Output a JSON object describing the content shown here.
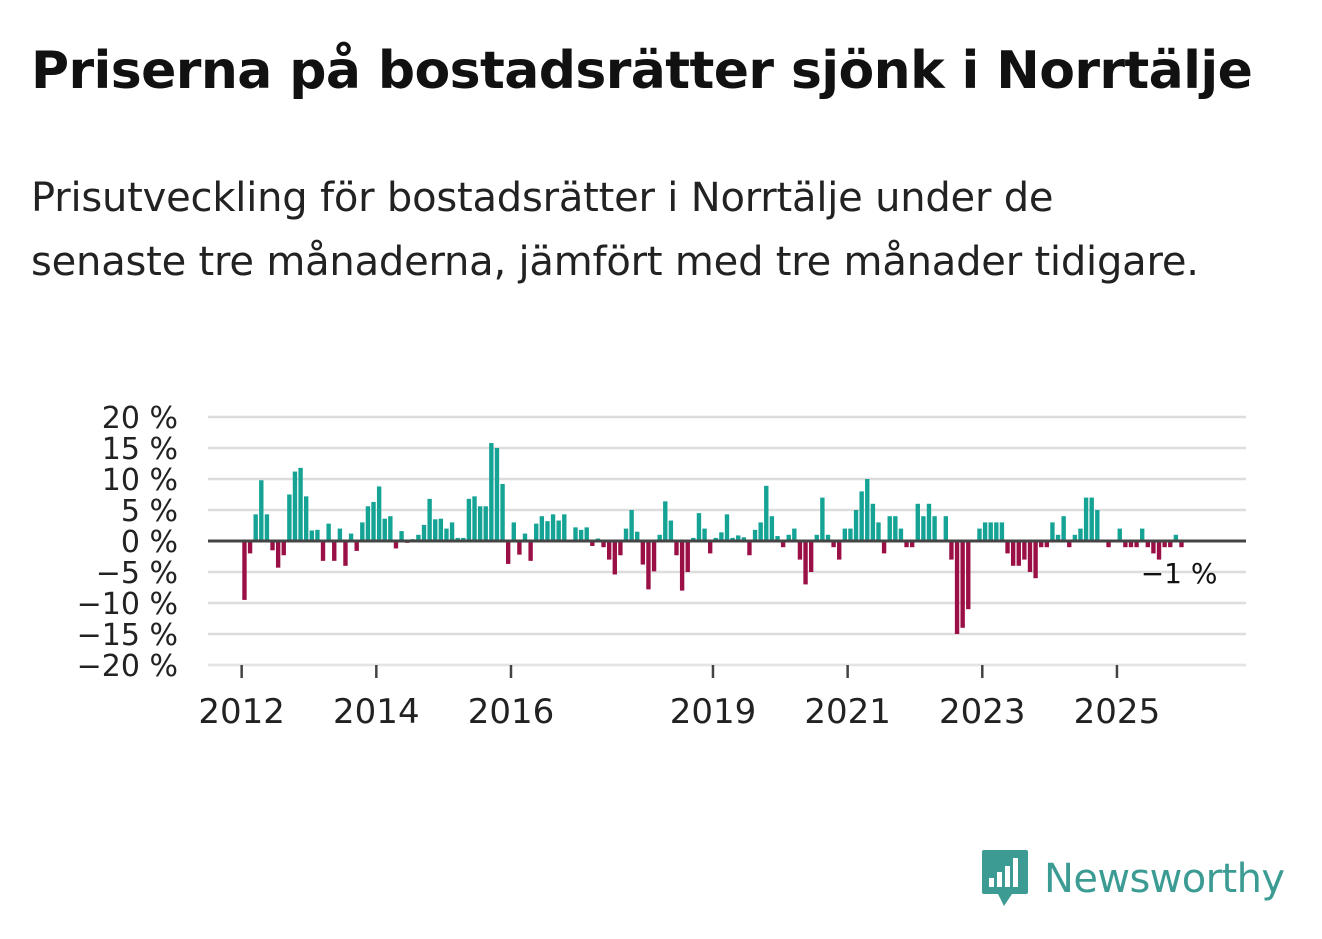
{
  "title": "Priserna på bostadsrätter sjönk i Norrtälje",
  "subtitle": "Prisutveckling för bostadsrätter i Norrtälje under de senaste tre månaderna, jämfört med tre månader tidigare.",
  "brand": "Newsworthy",
  "colors": {
    "positive": "#14a395",
    "negative": "#9a0f45",
    "grid": "#dddddd",
    "zero": "#444444",
    "text": "#111111",
    "brand": "#3c9c94"
  },
  "chart_data": {
    "type": "bar",
    "title": "Priserna på bostadsrätter sjönk i Norrtälje",
    "xlabel": "",
    "ylabel": "",
    "ylim": [
      -20,
      20
    ],
    "yticks": [
      20,
      15,
      10,
      5,
      0,
      -5,
      -10,
      -15,
      -20
    ],
    "ytick_labels": [
      "20 %",
      "15 %",
      "10 %",
      "5 %",
      "0 %",
      "−5 %",
      "−10 %",
      "−15 %",
      "−20 %"
    ],
    "xticks": [
      {
        "label": "2012",
        "year": 2012
      },
      {
        "label": "2014",
        "year": 2014
      },
      {
        "label": "2016",
        "year": 2016
      },
      {
        "label": "2019",
        "year": 2019
      },
      {
        "label": "2021",
        "year": 2021
      },
      {
        "label": "2023",
        "year": 2023
      },
      {
        "label": "2025",
        "year": 2025
      }
    ],
    "x_start": "2011-07",
    "x_end": "2026-12",
    "start": "2012-01",
    "period": "monthly",
    "values": [
      -9.5,
      -2,
      4.3,
      9.8,
      4.3,
      -1.5,
      -4.3,
      -2.3,
      7.5,
      11.2,
      11.8,
      7.2,
      1.7,
      1.8,
      -3.2,
      2.8,
      -3.2,
      2,
      -4,
      1.2,
      -1.6,
      3,
      5.6,
      6.3,
      8.8,
      3.6,
      4,
      -1.2,
      1.6,
      -0.3,
      0.3,
      1,
      2.6,
      6.8,
      3.5,
      3.6,
      2,
      3,
      0.5,
      0.5,
      6.8,
      7.2,
      5.6,
      5.6,
      15.8,
      15,
      9.2,
      -3.7,
      3,
      -2.2,
      1.2,
      -3.2,
      2.8,
      4,
      3.2,
      4.3,
      3.3,
      4.3,
      0.2,
      2.2,
      1.8,
      2.2,
      -0.8,
      0.4,
      -1,
      -3,
      -5.4,
      -2.3,
      2,
      5,
      1.5,
      -3.8,
      -7.8,
      -4.9,
      1,
      6.4,
      3.3,
      -2.3,
      -8,
      -5,
      0.5,
      4.5,
      2,
      -2,
      0.5,
      1.4,
      4.3,
      0.5,
      0.9,
      0.6,
      -2.3,
      1.8,
      3,
      8.9,
      4,
      0.8,
      -1,
      1,
      2,
      -3,
      -7,
      -5,
      1,
      7,
      1,
      -1,
      -3,
      2,
      2,
      5,
      8,
      10,
      6,
      3,
      -2,
      4,
      4,
      2,
      -1,
      -1,
      6,
      4,
      6,
      4,
      0,
      4,
      -3,
      -15,
      -14,
      -11,
      0,
      2,
      3,
      3,
      3,
      3,
      -2,
      -4,
      -4,
      -3,
      -5,
      -6,
      -1,
      -1,
      3,
      1,
      4,
      -1,
      1,
      2,
      7,
      7,
      5,
      0,
      -1,
      0,
      2,
      -1,
      -1,
      -1,
      2,
      -1,
      -2,
      -3,
      -1,
      -1,
      1,
      -1
    ],
    "last_value_label": "−1 %"
  }
}
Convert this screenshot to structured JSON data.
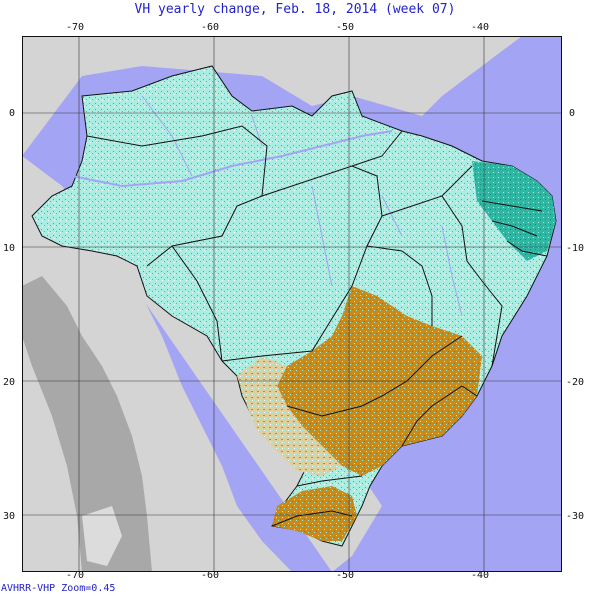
{
  "title": "VH yearly change, Feb. 18, 2014 (week 07)",
  "footer": "AVHRR-VHP Zoom=0.45",
  "axes": {
    "lon_ticks": [
      "-70",
      "-60",
      "-50",
      "-40"
    ],
    "lat_ticks": [
      "0",
      "10",
      "20",
      "30"
    ],
    "lon_range": [
      -73.5,
      -33.5
    ],
    "lat_range": [
      -34.5,
      5.5
    ]
  },
  "colors": {
    "ocean": "#a4a4f4",
    "land_outside": "#d4d4d4",
    "andes": "#a8a8a8",
    "veg_positive": "#9cecdc",
    "veg_strong_positive": "#29b3a0",
    "veg_negative": "#c98a1c",
    "water": "#a4a4f4",
    "grid": "#333333",
    "borders": "#111111"
  }
}
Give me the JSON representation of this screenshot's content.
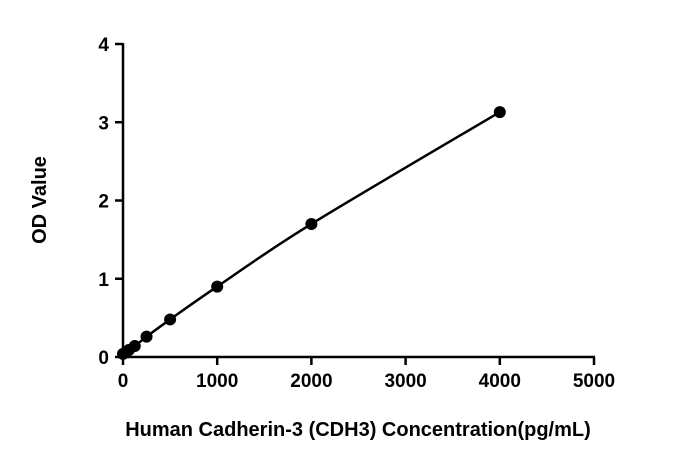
{
  "chart_data": {
    "type": "scatter",
    "title": "",
    "xlabel": "Human Cadherin-3 (CDH3)  Concentration(pg/mL)",
    "ylabel": "OD Value",
    "xlim": [
      0,
      5000
    ],
    "ylim": [
      0,
      4
    ],
    "x_ticks": [
      0,
      1000,
      2000,
      3000,
      4000,
      5000
    ],
    "y_ticks": [
      0,
      1,
      2,
      3,
      4
    ],
    "x_tick_labels": [
      "0",
      "1000",
      "2000",
      "3000",
      "4000",
      "5000"
    ],
    "y_tick_labels": [
      "0",
      "1",
      "2",
      "3",
      "4"
    ],
    "grid": false,
    "legend": "none",
    "fit_line": true,
    "series": [
      {
        "x": [
          0,
          62.5,
          125,
          250,
          500,
          1000,
          2000,
          4000
        ],
        "y": [
          0.04,
          0.09,
          0.14,
          0.26,
          0.48,
          0.9,
          1.7,
          3.13
        ]
      }
    ],
    "colors": {
      "points": "#000000",
      "line": "#000000",
      "axes": "#000000"
    }
  }
}
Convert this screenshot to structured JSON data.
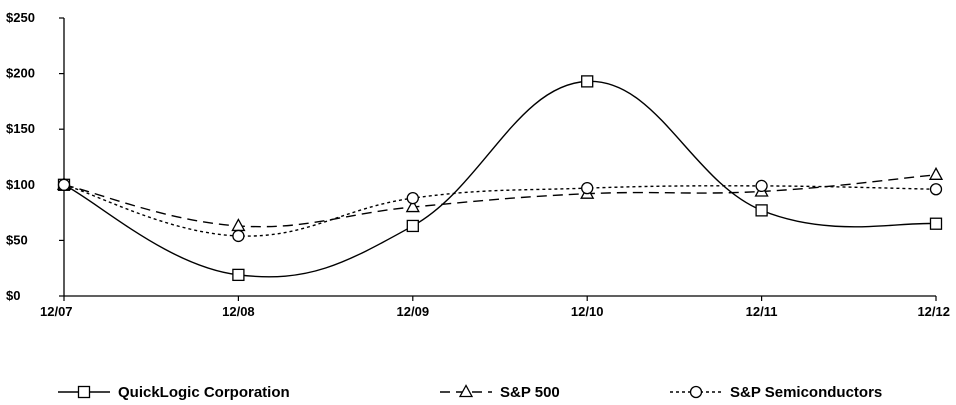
{
  "chart_data": {
    "type": "line",
    "title": "",
    "xlabel": "",
    "ylabel": "",
    "categories": [
      "12/07",
      "12/08",
      "12/09",
      "12/10",
      "12/11",
      "12/12"
    ],
    "ylim": [
      0,
      250
    ],
    "y_ticks": [
      0,
      50,
      100,
      150,
      200,
      250
    ],
    "y_tick_labels": [
      "$0",
      "$50",
      "$100",
      "$150",
      "$200",
      "$250"
    ],
    "grid": false,
    "legend_position": "bottom",
    "series": [
      {
        "name": "QuickLogic Corporation",
        "values": [
          100,
          19,
          63,
          193,
          77,
          65
        ],
        "line_style": "solid",
        "marker": "square",
        "color": "#000000"
      },
      {
        "name": "S&P 500",
        "values": [
          100,
          63,
          80,
          92,
          94,
          109
        ],
        "line_style": "dashed",
        "marker": "triangle",
        "color": "#000000"
      },
      {
        "name": "S&P Semiconductors",
        "values": [
          100,
          54,
          88,
          97,
          99,
          96
        ],
        "line_style": "dotted",
        "marker": "circle",
        "color": "#000000"
      }
    ]
  }
}
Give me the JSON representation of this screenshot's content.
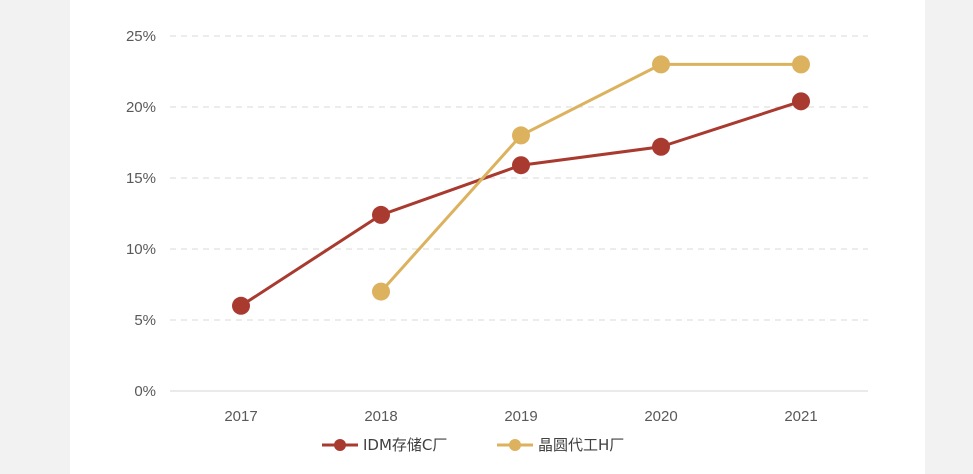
{
  "chart_data": {
    "type": "line",
    "categories": [
      "2017",
      "2018",
      "2019",
      "2020",
      "2021"
    ],
    "y_ticks": [
      "0%",
      "5%",
      "10%",
      "15%",
      "20%",
      "25%"
    ],
    "ylim": [
      0,
      25
    ],
    "grid": true,
    "legend_position": "bottom",
    "series": [
      {
        "name": "IDM存储C厂",
        "color": "#a93a30",
        "values": [
          6.0,
          12.4,
          15.9,
          17.2,
          20.4
        ]
      },
      {
        "name": "晶圆代工H厂",
        "color": "#dcb25e",
        "values": [
          null,
          7.0,
          18.0,
          23.0,
          23.0
        ]
      }
    ]
  }
}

○ ○ ○ ○ ○ ○ ○

» **Exercise details**:
Omit the pictures. Output every record above word for word.

» **Reply to the task**:
Output a JSON object describing the content shown here.
{
  "title": "Priserna på bostadsrätter sjönk i Norrtälje",
  "subtitle": "Prisutveckling för bostadsrätter i Norrtälje under de senaste tre månaderna, jämfört med tre månader tidigare.",
  "brand": "Newsworthy",
  "colors": {
    "positive": "#14a395",
    "negative": "#9a0f45",
    "grid": "#dddddd",
    "zero": "#444444",
    "text": "#111111",
    "brand": "#3c9c94"
  },
  "chart_data": {
    "type": "bar",
    "title": "Priserna på bostadsrätter sjönk i Norrtälje",
    "xlabel": "",
    "ylabel": "",
    "ylim": [
      -20,
      20
    ],
    "yticks": [
      20,
      15,
      10,
      5,
      0,
      -5,
      -10,
      -15,
      -20
    ],
    "ytick_labels": [
      "20 %",
      "15 %",
      "10 %",
      "5 %",
      "0 %",
      "−5 %",
      "−10 %",
      "−15 %",
      "−20 %"
    ],
    "xticks": [
      {
        "label": "2012",
        "year": 2012
      },
      {
        "label": "2014",
        "year": 2014
      },
      {
        "label": "2016",
        "year": 2016
      },
      {
        "label": "2019",
        "year": 2019
      },
      {
        "label": "2021",
        "year": 2021
      },
      {
        "label": "2023",
        "year": 2023
      },
      {
        "label": "2025",
        "year": 2025
      }
    ],
    "x_start": "2011-07",
    "x_end": "2026-12",
    "start": "2012-01",
    "period": "monthly",
    "values": [
      -9.5,
      -2,
      4.3,
      9.8,
      4.3,
      -1.5,
      -4.3,
      -2.3,
      7.5,
      11.2,
      11.8,
      7.2,
      1.7,
      1.8,
      -3.2,
      2.8,
      -3.2,
      2,
      -4,
      1.2,
      -1.6,
      3,
      5.6,
      6.3,
      8.8,
      3.6,
      4,
      -1.2,
      1.6,
      -0.3,
      0.3,
      1,
      2.6,
      6.8,
      3.5,
      3.6,
      2,
      3,
      0.5,
      0.5,
      6.8,
      7.2,
      5.6,
      5.6,
      15.8,
      15,
      9.2,
      -3.7,
      3,
      -2.2,
      1.2,
      -3.2,
      2.8,
      4,
      3.2,
      4.3,
      3.3,
      4.3,
      0.2,
      2.2,
      1.8,
      2.2,
      -0.8,
      0.4,
      -1,
      -3,
      -5.4,
      -2.3,
      2,
      5,
      1.5,
      -3.8,
      -7.8,
      -4.9,
      1,
      6.4,
      3.3,
      -2.3,
      -8,
      -5,
      0.5,
      4.5,
      2,
      -2,
      0.5,
      1.4,
      4.3,
      0.5,
      0.9,
      0.6,
      -2.3,
      1.8,
      3,
      8.9,
      4,
      0.8,
      -1,
      1,
      2,
      -3,
      -7,
      -5,
      1,
      7,
      1,
      -1,
      -3,
      2,
      2,
      5,
      8,
      10,
      6,
      3,
      -2,
      4,
      4,
      2,
      -1,
      -1,
      6,
      4,
      6,
      4,
      0,
      4,
      -3,
      -15,
      -14,
      -11,
      0,
      2,
      3,
      3,
      3,
      3,
      -2,
      -4,
      -4,
      -3,
      -5,
      -6,
      -1,
      -1,
      3,
      1,
      4,
      -1,
      1,
      2,
      7,
      7,
      5,
      0,
      -1,
      0,
      2,
      -1,
      -1,
      -1,
      2,
      -1,
      -2,
      -3,
      -1,
      -1,
      1,
      -1
    ],
    "last_value_label": "−1 %"
  }
}
Convert this screenshot to structured JSON data.
{
  "title": "VH yearly change, Feb. 18, 2014 (week 07)",
  "footer": "AVHRR-VHP Zoom=0.45",
  "axes": {
    "lon_ticks": [
      "-70",
      "-60",
      "-50",
      "-40"
    ],
    "lat_ticks": [
      "0",
      "10",
      "20",
      "30"
    ],
    "lon_range": [
      -73.5,
      -33.5
    ],
    "lat_range": [
      -34.5,
      5.5
    ]
  },
  "colors": {
    "ocean": "#a4a4f4",
    "land_outside": "#d4d4d4",
    "andes": "#a8a8a8",
    "veg_positive": "#9cecdc",
    "veg_strong_positive": "#29b3a0",
    "veg_negative": "#c98a1c",
    "water": "#a4a4f4",
    "grid": "#333333",
    "borders": "#111111"
  }
}
Give me the JSON representation of this screenshot's content.
{
  "chart_data": {
    "type": "scatter",
    "title": "",
    "xlabel": "Human Cadherin-3 (CDH3)  Concentration(pg/mL)",
    "ylabel": "OD Value",
    "xlim": [
      0,
      5000
    ],
    "ylim": [
      0,
      4
    ],
    "x_ticks": [
      0,
      1000,
      2000,
      3000,
      4000,
      5000
    ],
    "y_ticks": [
      0,
      1,
      2,
      3,
      4
    ],
    "x_tick_labels": [
      "0",
      "1000",
      "2000",
      "3000",
      "4000",
      "5000"
    ],
    "y_tick_labels": [
      "0",
      "1",
      "2",
      "3",
      "4"
    ],
    "grid": false,
    "legend": "none",
    "fit_line": true,
    "series": [
      {
        "x": [
          0,
          62.5,
          125,
          250,
          500,
          1000,
          2000,
          4000
        ],
        "y": [
          0.04,
          0.09,
          0.14,
          0.26,
          0.48,
          0.9,
          1.7,
          3.13
        ]
      }
    ],
    "colors": {
      "points": "#000000",
      "line": "#000000",
      "axes": "#000000"
    }
  }
}
Convert this screenshot to structured JSON data.
{
  "chart_data": {
    "type": "line",
    "title": "",
    "xlabel": "",
    "ylabel": "",
    "categories": [
      "12/07",
      "12/08",
      "12/09",
      "12/10",
      "12/11",
      "12/12"
    ],
    "ylim": [
      0,
      250
    ],
    "y_ticks": [
      0,
      50,
      100,
      150,
      200,
      250
    ],
    "y_tick_labels": [
      "$0",
      "$50",
      "$100",
      "$150",
      "$200",
      "$250"
    ],
    "grid": false,
    "legend_position": "bottom",
    "series": [
      {
        "name": "QuickLogic Corporation",
        "values": [
          100,
          19,
          63,
          193,
          77,
          65
        ],
        "line_style": "solid",
        "marker": "square",
        "color": "#000000"
      },
      {
        "name": "S&P 500",
        "values": [
          100,
          63,
          80,
          92,
          94,
          109
        ],
        "line_style": "dashed",
        "marker": "triangle",
        "color": "#000000"
      },
      {
        "name": "S&P Semiconductors",
        "values": [
          100,
          54,
          88,
          97,
          99,
          96
        ],
        "line_style": "dotted",
        "marker": "circle",
        "color": "#000000"
      }
    ]
  }
}
Give me the JSON representation of this screenshot's content.
{
  "chart_data": {
    "type": "line",
    "categories": [
      "2017",
      "2018",
      "2019",
      "2020",
      "2021"
    ],
    "y_ticks": [
      "0%",
      "5%",
      "10%",
      "15%",
      "20%",
      "25%"
    ],
    "ylim": [
      0,
      25
    ],
    "grid": true,
    "legend_position": "bottom",
    "series": [
      {
        "name": "IDM存储C厂",
        "color": "#a93a30",
        "values": [
          6.0,
          12.4,
          15.9,
          17.2,
          20.4
        ]
      },
      {
        "name": "晶圆代工H厂",
        "color": "#dcb25e",
        "values": [
          null,
          7.0,
          18.0,
          23.0,
          23.0
        ]
      }
    ]
  }
}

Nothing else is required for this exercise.